> **WHAT YOU WILL DO**
Among the records below, find each line that includes the string "sina" and copy it.

> **Stored items from a collection**
○ ○ ○ ○ ○ ○ ○
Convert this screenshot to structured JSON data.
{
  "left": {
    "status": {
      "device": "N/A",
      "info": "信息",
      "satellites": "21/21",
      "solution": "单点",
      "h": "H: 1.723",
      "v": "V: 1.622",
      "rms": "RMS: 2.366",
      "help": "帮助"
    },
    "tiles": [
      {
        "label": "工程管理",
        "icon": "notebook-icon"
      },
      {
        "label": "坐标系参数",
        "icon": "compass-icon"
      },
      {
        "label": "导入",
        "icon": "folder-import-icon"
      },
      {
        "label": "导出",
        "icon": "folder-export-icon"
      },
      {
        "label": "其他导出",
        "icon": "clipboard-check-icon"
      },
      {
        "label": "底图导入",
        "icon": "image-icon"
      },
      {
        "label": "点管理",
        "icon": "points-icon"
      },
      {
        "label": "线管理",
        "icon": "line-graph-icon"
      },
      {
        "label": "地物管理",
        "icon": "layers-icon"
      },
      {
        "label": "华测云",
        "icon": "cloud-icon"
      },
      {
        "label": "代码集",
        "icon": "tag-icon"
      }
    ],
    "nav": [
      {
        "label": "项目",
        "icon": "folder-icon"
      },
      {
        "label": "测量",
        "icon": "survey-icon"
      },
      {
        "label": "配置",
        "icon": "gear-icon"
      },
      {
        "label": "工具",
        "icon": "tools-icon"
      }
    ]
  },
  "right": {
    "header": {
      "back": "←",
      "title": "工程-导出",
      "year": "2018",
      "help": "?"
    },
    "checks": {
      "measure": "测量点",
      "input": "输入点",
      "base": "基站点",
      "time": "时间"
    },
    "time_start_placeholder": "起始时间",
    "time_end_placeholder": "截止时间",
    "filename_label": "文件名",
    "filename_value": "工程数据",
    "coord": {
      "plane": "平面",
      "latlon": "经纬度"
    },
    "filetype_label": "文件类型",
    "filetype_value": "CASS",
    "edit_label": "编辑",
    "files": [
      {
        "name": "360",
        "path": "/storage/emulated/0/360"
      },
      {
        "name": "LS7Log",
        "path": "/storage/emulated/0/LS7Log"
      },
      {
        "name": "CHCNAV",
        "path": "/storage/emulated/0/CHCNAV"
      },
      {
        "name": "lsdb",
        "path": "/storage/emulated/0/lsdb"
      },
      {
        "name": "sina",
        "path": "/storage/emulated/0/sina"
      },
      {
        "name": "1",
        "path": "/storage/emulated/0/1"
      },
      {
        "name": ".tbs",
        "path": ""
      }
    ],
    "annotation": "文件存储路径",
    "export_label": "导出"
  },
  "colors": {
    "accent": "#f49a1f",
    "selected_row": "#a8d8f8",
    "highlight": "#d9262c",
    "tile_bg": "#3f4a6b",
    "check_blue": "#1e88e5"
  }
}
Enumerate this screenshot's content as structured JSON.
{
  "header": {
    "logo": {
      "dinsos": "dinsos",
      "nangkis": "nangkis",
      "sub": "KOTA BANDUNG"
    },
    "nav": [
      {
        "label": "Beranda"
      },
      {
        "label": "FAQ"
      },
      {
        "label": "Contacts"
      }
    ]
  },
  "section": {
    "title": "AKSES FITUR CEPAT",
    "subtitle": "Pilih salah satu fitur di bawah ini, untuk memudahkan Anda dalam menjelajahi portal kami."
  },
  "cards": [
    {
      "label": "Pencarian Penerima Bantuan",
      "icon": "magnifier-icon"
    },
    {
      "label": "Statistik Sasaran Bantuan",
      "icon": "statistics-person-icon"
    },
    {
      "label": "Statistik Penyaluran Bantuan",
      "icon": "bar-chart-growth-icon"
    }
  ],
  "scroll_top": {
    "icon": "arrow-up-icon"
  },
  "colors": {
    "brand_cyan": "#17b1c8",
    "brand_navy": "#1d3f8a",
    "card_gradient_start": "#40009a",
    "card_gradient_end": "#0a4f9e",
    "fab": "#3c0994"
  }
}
○ ○ ○ ○ ○ ○ ○
> **FINAL RESULT**
        "name": "sina",
        "path": "/storage/emulated/0/sina"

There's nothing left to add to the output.